*TASK BRIEF*. Narrow the data below down to the lines containing "JSON".

Stored entries
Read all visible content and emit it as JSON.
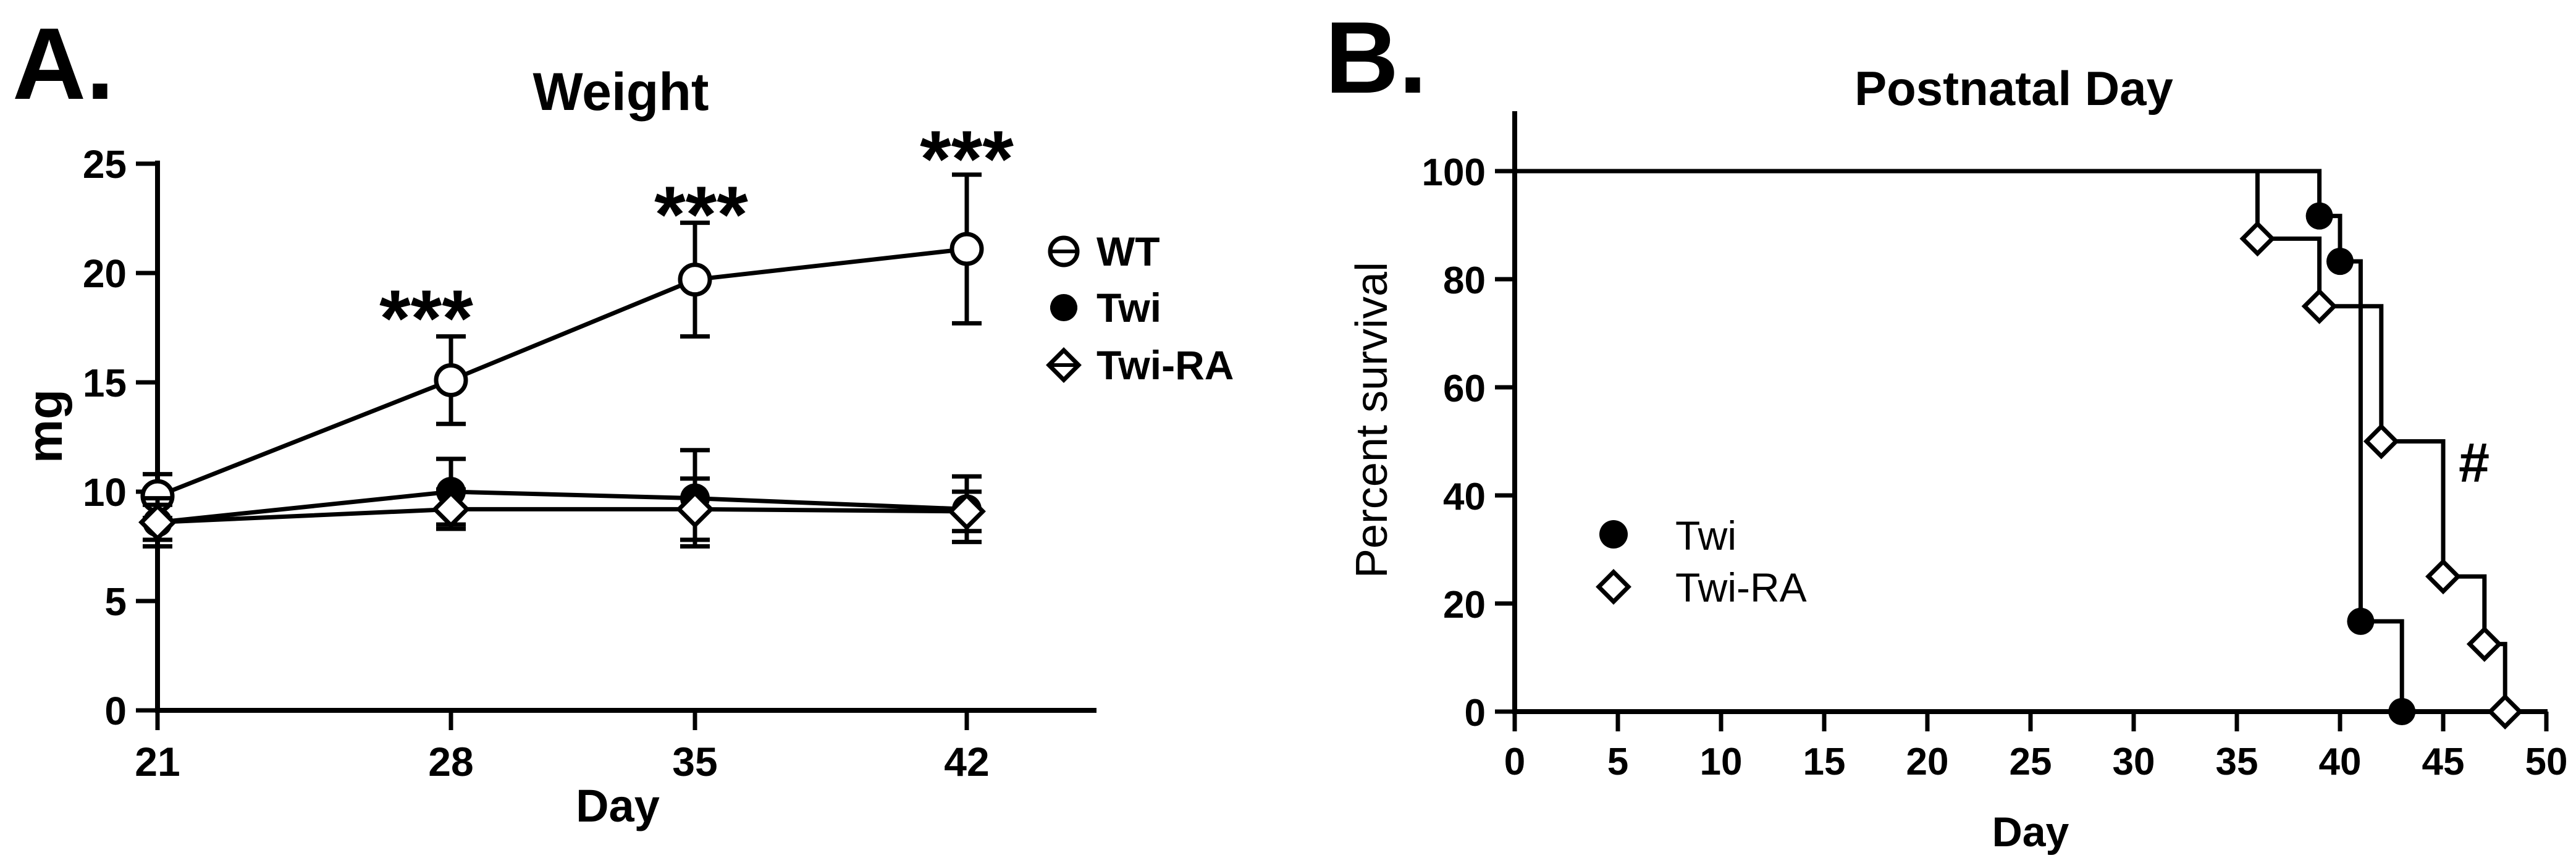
{
  "panels": [
    {
      "letter": "A.",
      "chart_data": {
        "type": "line",
        "title": "Weight",
        "xlabel": "Day",
        "ylabel": "mg",
        "x": [
          21,
          28,
          35,
          42
        ],
        "xticks": [
          "21",
          "28",
          "35",
          "42"
        ],
        "yticks": [
          "0",
          "5",
          "10",
          "15",
          "20",
          "25"
        ],
        "xlim": [
          21,
          46
        ],
        "ylim": [
          0,
          25
        ],
        "legend_position": "right",
        "series": [
          {
            "name": "WT",
            "marker": "open-circle",
            "values": [
              9.8,
              15.1,
              19.7,
              21.1
            ],
            "errors": [
              1.0,
              2.0,
              2.6,
              3.4
            ]
          },
          {
            "name": "Twi",
            "marker": "filled-circle",
            "values": [
              8.6,
              10.0,
              9.7,
              9.2
            ],
            "errors": [
              1.1,
              1.5,
              2.2,
              1.5
            ]
          },
          {
            "name": "Twi-RA",
            "marker": "open-diamond",
            "values": [
              8.6,
              9.2,
              9.2,
              9.1
            ],
            "errors": [
              0.8,
              0.9,
              1.4,
              0.9
            ]
          }
        ],
        "annotations": [
          {
            "text": "***",
            "x": 28,
            "y": 17.2
          },
          {
            "text": "***",
            "x": 35,
            "y": 22.2
          },
          {
            "text": "***",
            "x": 42,
            "y": 24.5
          }
        ]
      }
    },
    {
      "letter": "B.",
      "chart_data": {
        "type": "line",
        "subtype": "survival-step",
        "title": "Postnatal Day",
        "xlabel": "Day",
        "ylabel": "Percent survival",
        "xticks": [
          "0",
          "5",
          "10",
          "15",
          "20",
          "25",
          "30",
          "35",
          "40",
          "45",
          "50"
        ],
        "yticks": [
          "0",
          "20",
          "40",
          "60",
          "80",
          "100"
        ],
        "xlim": [
          0,
          50
        ],
        "ylim": [
          0,
          110
        ],
        "legend_position": "bottom-left",
        "series": [
          {
            "name": "Twi",
            "marker": "filled-circle",
            "steps": [
              [
                0,
                100
              ],
              [
                39,
                100
              ],
              [
                39,
                91.7
              ],
              [
                40,
                91.7
              ],
              [
                40,
                83.3
              ],
              [
                41,
                83.3
              ],
              [
                41,
                16.7
              ],
              [
                43,
                16.7
              ],
              [
                43,
                0
              ]
            ],
            "points": [
              [
                39,
                91.7
              ],
              [
                40,
                83.3
              ],
              [
                41,
                16.7
              ],
              [
                43,
                0
              ]
            ]
          },
          {
            "name": "Twi-RA",
            "marker": "open-diamond",
            "steps": [
              [
                0,
                100
              ],
              [
                36,
                100
              ],
              [
                36,
                87.5
              ],
              [
                39,
                87.5
              ],
              [
                39,
                75
              ],
              [
                42,
                75
              ],
              [
                42,
                50
              ],
              [
                45,
                50
              ],
              [
                45,
                25
              ],
              [
                47,
                25
              ],
              [
                47,
                12.5
              ],
              [
                48,
                12.5
              ],
              [
                48,
                0
              ]
            ],
            "points": [
              [
                36,
                87.5
              ],
              [
                39,
                75
              ],
              [
                42,
                50
              ],
              [
                45,
                25
              ],
              [
                47,
                12.5
              ],
              [
                48,
                0
              ]
            ]
          }
        ],
        "annotations": [
          {
            "text": "#",
            "x": 46.5,
            "y": 44
          }
        ]
      }
    }
  ]
}
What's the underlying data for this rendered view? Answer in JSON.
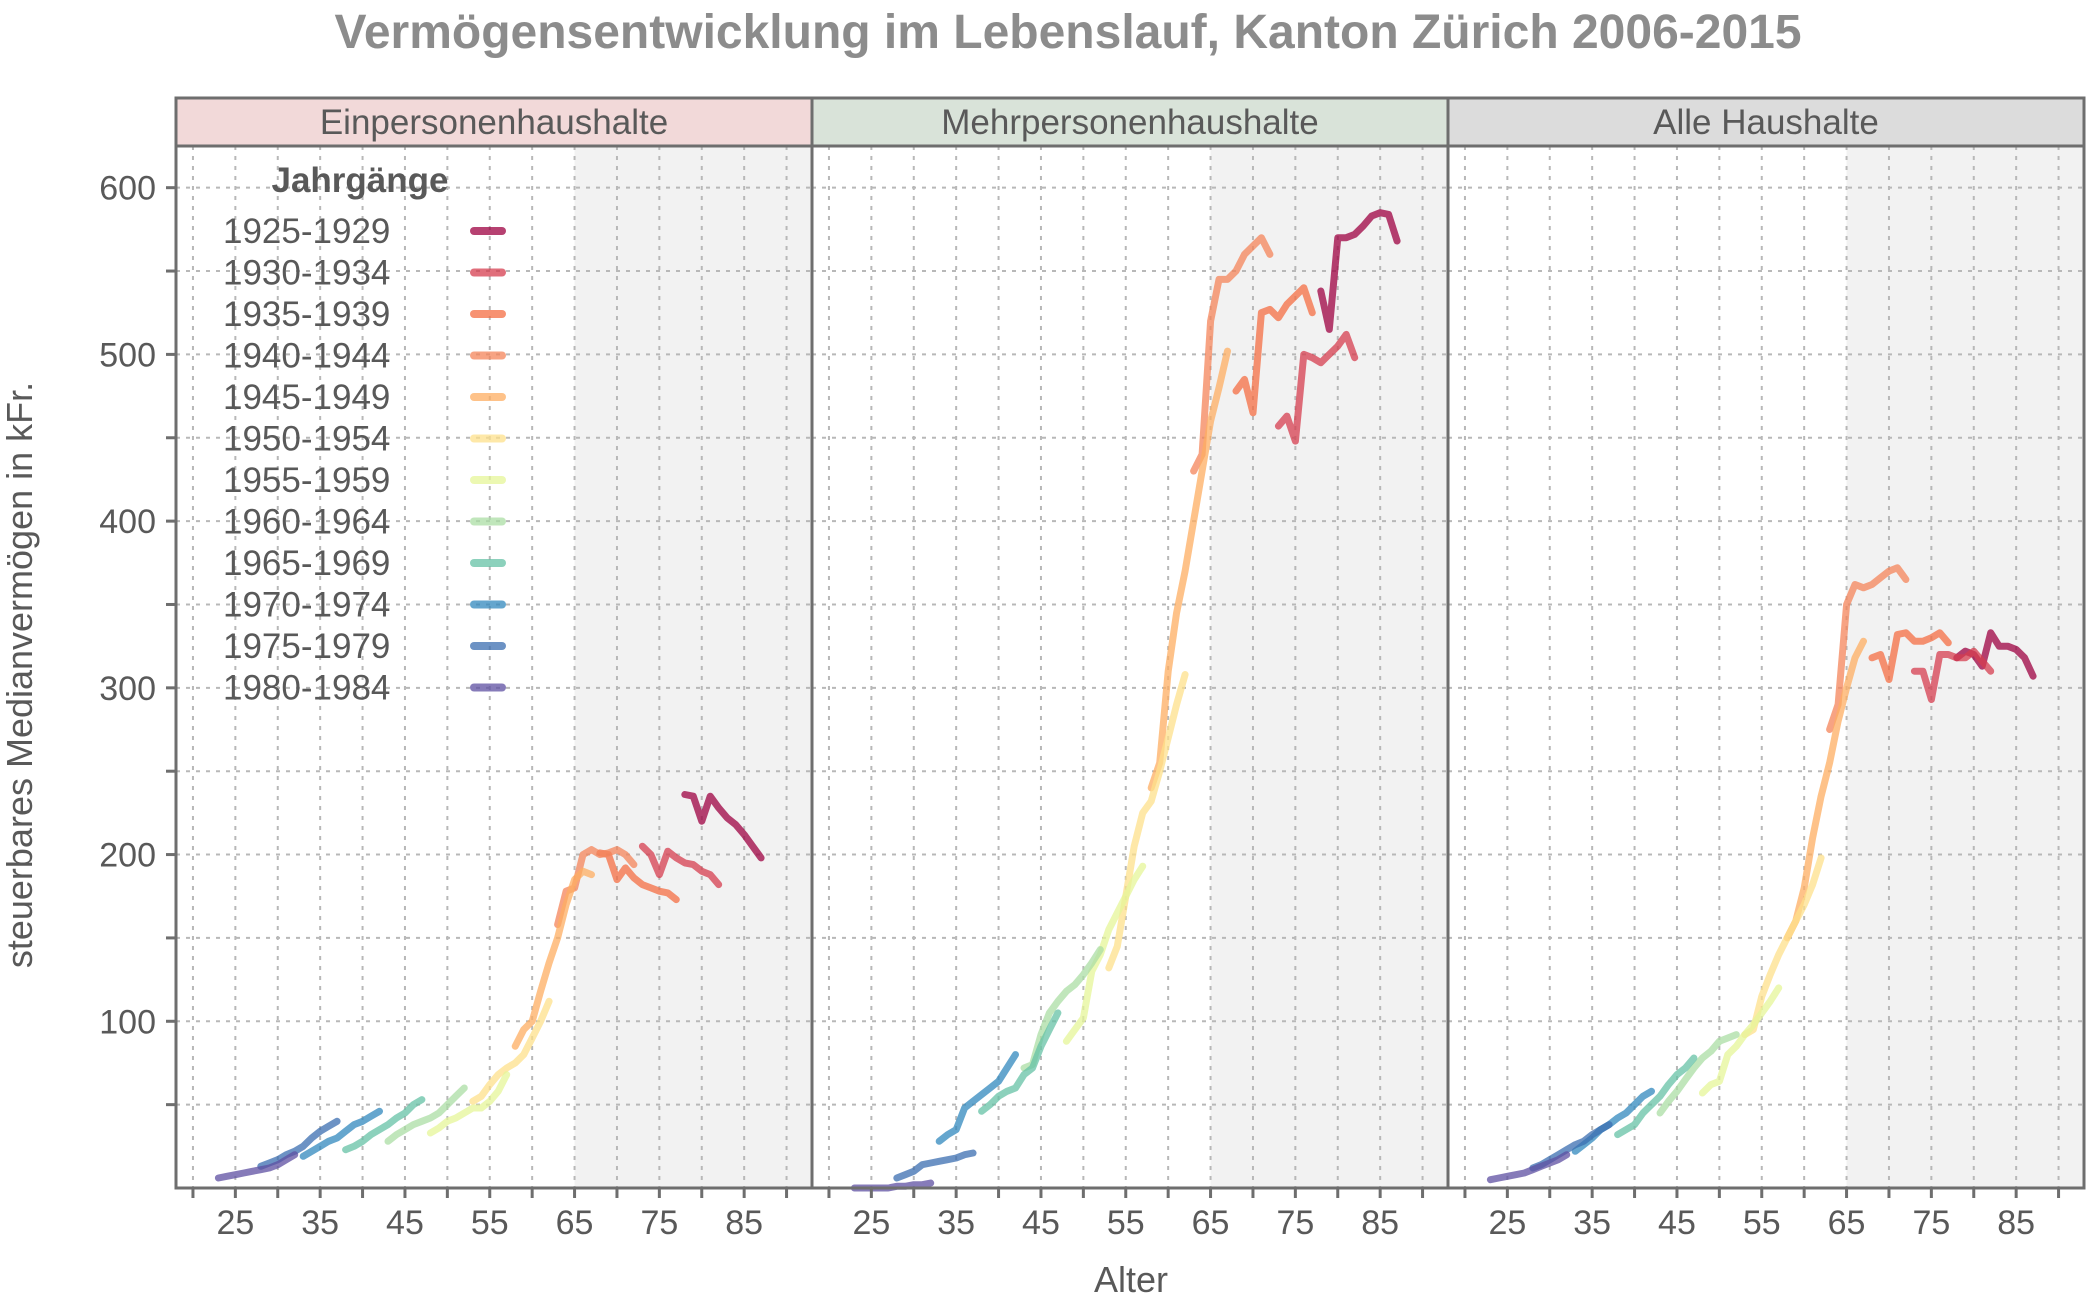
{
  "chart_data": {
    "type": "line",
    "title": "Vermögensentwicklung im Lebenslauf, Kanton Zürich 2006-2015",
    "xlabel": "Alter",
    "ylabel": "steuerbares Medianvermögen in kFr.",
    "xlim": [
      18,
      93
    ],
    "ylim": [
      0,
      625
    ],
    "xticks": [
      25,
      35,
      45,
      55,
      65,
      75,
      85
    ],
    "yticks": [
      100,
      200,
      300,
      400,
      500,
      600
    ],
    "grid": true,
    "shaded_age_from": 65,
    "legend": {
      "title": "Jahrgänge",
      "placement": "top-left"
    },
    "series_names": [
      "1925-1929",
      "1930-1934",
      "1935-1939",
      "1940-1944",
      "1945-1949",
      "1950-1954",
      "1955-1959",
      "1960-1964",
      "1965-1969",
      "1970-1974",
      "1975-1979",
      "1980-1984"
    ],
    "series_colors": [
      "#9e0142",
      "#d53e4f",
      "#f46d43",
      "#f4845a",
      "#fdae61",
      "#fee08b",
      "#e6f598",
      "#abdda4",
      "#66c2a5",
      "#3288bd",
      "#3b6eb0",
      "#5e4fa2"
    ],
    "panels": [
      {
        "name": "Einpersonenhaushalte",
        "strip_color": "#f2d9d9",
        "series": [
          {
            "name": "1925-1929",
            "x": [
              78,
              79,
              80,
              81,
              82,
              83,
              84,
              85,
              86,
              87
            ],
            "y": [
              236,
              235,
              220,
              235,
              228,
              222,
              218,
              212,
              205,
              198
            ]
          },
          {
            "name": "1930-1934",
            "x": [
              73,
              74,
              75,
              76,
              77,
              78,
              79,
              80,
              81,
              82
            ],
            "y": [
              205,
              200,
              188,
              202,
              198,
              195,
              194,
              190,
              188,
              182
            ]
          },
          {
            "name": "1935-1939",
            "x": [
              68,
              69,
              70,
              71,
              72,
              73,
              74,
              75,
              76,
              77
            ],
            "y": [
              201,
              200,
              185,
              192,
              186,
              182,
              180,
              178,
              177,
              173
            ]
          },
          {
            "name": "1940-1944",
            "x": [
              63,
              64,
              65,
              66,
              67,
              68,
              69,
              70,
              71,
              72
            ],
            "y": [
              158,
              178,
              180,
              200,
              203,
              200,
              201,
              203,
              200,
              194
            ]
          },
          {
            "name": "1945-1949",
            "x": [
              58,
              59,
              60,
              61,
              62,
              63,
              64,
              65,
              66,
              67
            ],
            "y": [
              85,
              95,
              100,
              118,
              135,
              150,
              170,
              185,
              190,
              188
            ]
          },
          {
            "name": "1950-1954",
            "x": [
              53,
              54,
              55,
              56,
              57,
              58,
              59,
              60,
              61,
              62
            ],
            "y": [
              52,
              55,
              62,
              68,
              72,
              75,
              80,
              90,
              100,
              112
            ]
          },
          {
            "name": "1955-1959",
            "x": [
              48,
              49,
              50,
              51,
              52,
              53,
              54,
              55,
              56,
              57
            ],
            "y": [
              33,
              36,
              40,
              42,
              45,
              48,
              48,
              52,
              58,
              68
            ]
          },
          {
            "name": "1960-1964",
            "x": [
              43,
              44,
              45,
              46,
              47,
              48,
              49,
              50,
              51,
              52
            ],
            "y": [
              28,
              32,
              35,
              38,
              40,
              42,
              45,
              50,
              55,
              60
            ]
          },
          {
            "name": "1965-1969",
            "x": [
              38,
              39,
              40,
              41,
              42,
              43,
              44,
              45,
              46,
              47
            ],
            "y": [
              23,
              25,
              28,
              32,
              35,
              38,
              42,
              45,
              50,
              53
            ]
          },
          {
            "name": "1970-1974",
            "x": [
              33,
              34,
              35,
              36,
              37,
              38,
              39,
              40,
              41,
              42
            ],
            "y": [
              19,
              22,
              25,
              28,
              30,
              34,
              38,
              40,
              43,
              46
            ]
          },
          {
            "name": "1975-1979",
            "x": [
              28,
              29,
              30,
              31,
              32,
              33,
              34,
              35,
              36,
              37
            ],
            "y": [
              13,
              15,
              17,
              20,
              22,
              25,
              30,
              34,
              37,
              40
            ]
          },
          {
            "name": "1980-1984",
            "x": [
              23,
              24,
              25,
              26,
              27,
              28,
              29,
              30,
              31,
              32
            ],
            "y": [
              6,
              7,
              8,
              9,
              10,
              11,
              12,
              14,
              17,
              20
            ]
          }
        ]
      },
      {
        "name": "Mehrpersonenhaushalte",
        "strip_color": "#d9e3d9",
        "series": [
          {
            "name": "1925-1929",
            "x": [
              78,
              79,
              80,
              81,
              82,
              83,
              84,
              85,
              86,
              87
            ],
            "y": [
              538,
              515,
              570,
              570,
              572,
              577,
              583,
              585,
              584,
              568
            ]
          },
          {
            "name": "1930-1934",
            "x": [
              73,
              74,
              75,
              76,
              77,
              78,
              79,
              80,
              81,
              82
            ],
            "y": [
              457,
              463,
              448,
              500,
              498,
              495,
              500,
              505,
              512,
              498
            ]
          },
          {
            "name": "1935-1939",
            "x": [
              68,
              69,
              70,
              71,
              72,
              73,
              74,
              75,
              76,
              77
            ],
            "y": [
              478,
              485,
              465,
              525,
              527,
              522,
              530,
              535,
              540,
              525
            ]
          },
          {
            "name": "1940-1944",
            "x": [
              63,
              64,
              65,
              66,
              67,
              68,
              69,
              70,
              71,
              72
            ],
            "y": [
              430,
              440,
              520,
              545,
              545,
              550,
              560,
              565,
              570,
              560
            ]
          },
          {
            "name": "1945-1949",
            "x": [
              58,
              59,
              60,
              61,
              62,
              63,
              64,
              65,
              66,
              67
            ],
            "y": [
              240,
              255,
              310,
              345,
              370,
              400,
              430,
              460,
              480,
              502
            ]
          },
          {
            "name": "1950-1954",
            "x": [
              53,
              54,
              55,
              56,
              57,
              58,
              59,
              60,
              61,
              62
            ],
            "y": [
              132,
              145,
              175,
              205,
              225,
              232,
              250,
              270,
              290,
              308
            ]
          },
          {
            "name": "1955-1959",
            "x": [
              48,
              49,
              50,
              51,
              52,
              53,
              54,
              55,
              56,
              57
            ],
            "y": [
              88,
              95,
              102,
              130,
              140,
              155,
              165,
              175,
              185,
              193
            ]
          },
          {
            "name": "1960-1964",
            "x": [
              43,
              44,
              45,
              46,
              47,
              48,
              49,
              50,
              51,
              52
            ],
            "y": [
              72,
              74,
              92,
              105,
              112,
              118,
              122,
              128,
              135,
              143
            ]
          },
          {
            "name": "1965-1969",
            "x": [
              38,
              39,
              40,
              41,
              42,
              43,
              44,
              45,
              46,
              47
            ],
            "y": [
              46,
              50,
              55,
              58,
              60,
              68,
              72,
              85,
              95,
              105
            ]
          },
          {
            "name": "1970-1974",
            "x": [
              33,
              34,
              35,
              36,
              37,
              38,
              39,
              40,
              41,
              42
            ],
            "y": [
              28,
              32,
              35,
              48,
              52,
              56,
              60,
              64,
              72,
              80
            ]
          },
          {
            "name": "1975-1979",
            "x": [
              28,
              29,
              30,
              31,
              32,
              33,
              34,
              35,
              36,
              37
            ],
            "y": [
              6,
              8,
              10,
              14,
              15,
              16,
              17,
              18,
              20,
              21
            ]
          },
          {
            "name": "1980-1984",
            "x": [
              23,
              24,
              25,
              26,
              27,
              28,
              29,
              30,
              31,
              32
            ],
            "y": [
              0,
              0,
              0,
              0,
              0,
              1,
              1,
              2,
              2,
              3
            ]
          }
        ]
      },
      {
        "name": "Alle Haushalte",
        "strip_color": "#dcdcdc",
        "series": [
          {
            "name": "1925-1929",
            "x": [
              78,
              79,
              80,
              81,
              82,
              83,
              84,
              85,
              86,
              87
            ],
            "y": [
              318,
              322,
              320,
              313,
              333,
              325,
              325,
              323,
              318,
              307
            ]
          },
          {
            "name": "1930-1934",
            "x": [
              73,
              74,
              75,
              76,
              77,
              78,
              79,
              80,
              81,
              82
            ],
            "y": [
              310,
              310,
              293,
              320,
              320,
              318,
              318,
              322,
              316,
              310
            ]
          },
          {
            "name": "1935-1939",
            "x": [
              68,
              69,
              70,
              71,
              72,
              73,
              74,
              75,
              76,
              77
            ],
            "y": [
              318,
              320,
              305,
              332,
              333,
              328,
              328,
              330,
              333,
              327
            ]
          },
          {
            "name": "1940-1944",
            "x": [
              63,
              64,
              65,
              66,
              67,
              68,
              69,
              70,
              71,
              72
            ],
            "y": [
              275,
              290,
              350,
              362,
              360,
              362,
              366,
              370,
              372,
              365
            ]
          },
          {
            "name": "1945-1949",
            "x": [
              58,
              59,
              60,
              61,
              62,
              63,
              64,
              65,
              66,
              67
            ],
            "y": [
              150,
              160,
              180,
              210,
              235,
              255,
              280,
              300,
              318,
              328
            ]
          },
          {
            "name": "1950-1954",
            "x": [
              53,
              54,
              55,
              56,
              57,
              58,
              59,
              60,
              61,
              62
            ],
            "y": [
              92,
              95,
              115,
              128,
              140,
              150,
              160,
              170,
              182,
              198
            ]
          },
          {
            "name": "1955-1959",
            "x": [
              48,
              49,
              50,
              51,
              52,
              53,
              54,
              55,
              56,
              57
            ],
            "y": [
              57,
              62,
              64,
              80,
              85,
              92,
              98,
              105,
              112,
              120
            ]
          },
          {
            "name": "1960-1964",
            "x": [
              43,
              44,
              45,
              46,
              47,
              48,
              49,
              50,
              51,
              52
            ],
            "y": [
              45,
              52,
              58,
              65,
              72,
              78,
              82,
              88,
              90,
              92
            ]
          },
          {
            "name": "1965-1969",
            "x": [
              38,
              39,
              40,
              41,
              42,
              43,
              44,
              45,
              46,
              47
            ],
            "y": [
              32,
              35,
              38,
              45,
              50,
              55,
              62,
              68,
              72,
              78
            ]
          },
          {
            "name": "1970-1974",
            "x": [
              33,
              34,
              35,
              36,
              37,
              38,
              39,
              40,
              41,
              42
            ],
            "y": [
              22,
              26,
              30,
              35,
              38,
              42,
              45,
              50,
              55,
              58
            ]
          },
          {
            "name": "1975-1979",
            "x": [
              28,
              29,
              30,
              31,
              32,
              33,
              34,
              35,
              36,
              37
            ],
            "y": [
              12,
              14,
              17,
              20,
              23,
              26,
              28,
              32,
              35,
              38
            ]
          },
          {
            "name": "1980-1984",
            "x": [
              23,
              24,
              25,
              26,
              27,
              28,
              29,
              30,
              31,
              32
            ],
            "y": [
              5,
              6,
              7,
              8,
              9,
              11,
              13,
              15,
              17,
              20
            ]
          }
        ]
      }
    ]
  }
}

*FINISHED EXERCISE*.
Read all visible content and emit it as JSON.
What's the underlying data for this rendered view? Answer in JSON.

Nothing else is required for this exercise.